## YOUR INSTRUCTIONS
Find the string "text" in the listing and report every line that has it.

● ● ● ● ●

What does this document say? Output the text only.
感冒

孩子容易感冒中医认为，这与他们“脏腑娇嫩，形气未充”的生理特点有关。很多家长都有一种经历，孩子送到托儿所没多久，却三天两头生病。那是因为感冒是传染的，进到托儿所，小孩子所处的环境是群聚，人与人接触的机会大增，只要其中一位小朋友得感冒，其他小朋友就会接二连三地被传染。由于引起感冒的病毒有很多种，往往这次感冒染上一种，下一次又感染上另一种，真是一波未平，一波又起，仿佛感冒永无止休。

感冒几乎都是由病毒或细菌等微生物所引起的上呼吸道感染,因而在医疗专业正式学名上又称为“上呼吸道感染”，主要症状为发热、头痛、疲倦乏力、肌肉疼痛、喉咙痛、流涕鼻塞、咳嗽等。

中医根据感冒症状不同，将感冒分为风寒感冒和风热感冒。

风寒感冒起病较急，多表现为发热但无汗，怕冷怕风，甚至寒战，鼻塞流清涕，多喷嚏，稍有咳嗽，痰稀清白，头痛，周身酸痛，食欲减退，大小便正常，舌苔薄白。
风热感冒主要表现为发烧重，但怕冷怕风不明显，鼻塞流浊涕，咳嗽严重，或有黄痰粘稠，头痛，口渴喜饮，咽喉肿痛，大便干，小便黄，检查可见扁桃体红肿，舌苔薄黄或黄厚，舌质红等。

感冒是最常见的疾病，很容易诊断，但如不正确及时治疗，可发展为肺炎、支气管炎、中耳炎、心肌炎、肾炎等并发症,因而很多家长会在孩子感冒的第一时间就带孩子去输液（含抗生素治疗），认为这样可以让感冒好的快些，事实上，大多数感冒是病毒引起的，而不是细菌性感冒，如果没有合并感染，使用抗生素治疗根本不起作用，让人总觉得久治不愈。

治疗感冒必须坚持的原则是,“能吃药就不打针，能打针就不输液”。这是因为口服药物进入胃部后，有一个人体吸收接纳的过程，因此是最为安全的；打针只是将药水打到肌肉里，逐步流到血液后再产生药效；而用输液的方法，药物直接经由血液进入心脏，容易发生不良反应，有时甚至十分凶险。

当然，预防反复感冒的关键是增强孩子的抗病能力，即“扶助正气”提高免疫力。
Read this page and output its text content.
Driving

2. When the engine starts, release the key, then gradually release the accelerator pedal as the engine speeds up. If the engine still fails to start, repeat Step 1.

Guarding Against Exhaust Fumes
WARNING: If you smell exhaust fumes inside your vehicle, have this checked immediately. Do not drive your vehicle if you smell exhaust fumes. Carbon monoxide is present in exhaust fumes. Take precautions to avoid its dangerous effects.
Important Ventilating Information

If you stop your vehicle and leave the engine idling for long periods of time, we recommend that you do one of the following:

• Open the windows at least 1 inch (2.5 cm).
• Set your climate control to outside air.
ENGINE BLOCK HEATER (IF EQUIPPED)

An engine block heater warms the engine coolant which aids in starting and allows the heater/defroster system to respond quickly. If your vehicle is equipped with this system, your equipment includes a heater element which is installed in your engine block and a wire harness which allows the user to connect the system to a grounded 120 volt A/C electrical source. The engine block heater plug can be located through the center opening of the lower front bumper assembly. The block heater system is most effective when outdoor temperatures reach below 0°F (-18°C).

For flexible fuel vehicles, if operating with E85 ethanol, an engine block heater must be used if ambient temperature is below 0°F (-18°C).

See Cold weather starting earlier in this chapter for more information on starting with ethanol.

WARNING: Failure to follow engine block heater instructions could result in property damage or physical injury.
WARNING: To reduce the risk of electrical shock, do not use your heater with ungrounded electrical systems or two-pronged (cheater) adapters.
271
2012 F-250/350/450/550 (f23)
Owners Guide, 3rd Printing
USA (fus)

● ● ● ● ●

## ANSWER TO THIS EXERCISE
What does this document say? Output the text only.
Read this page and output its text content.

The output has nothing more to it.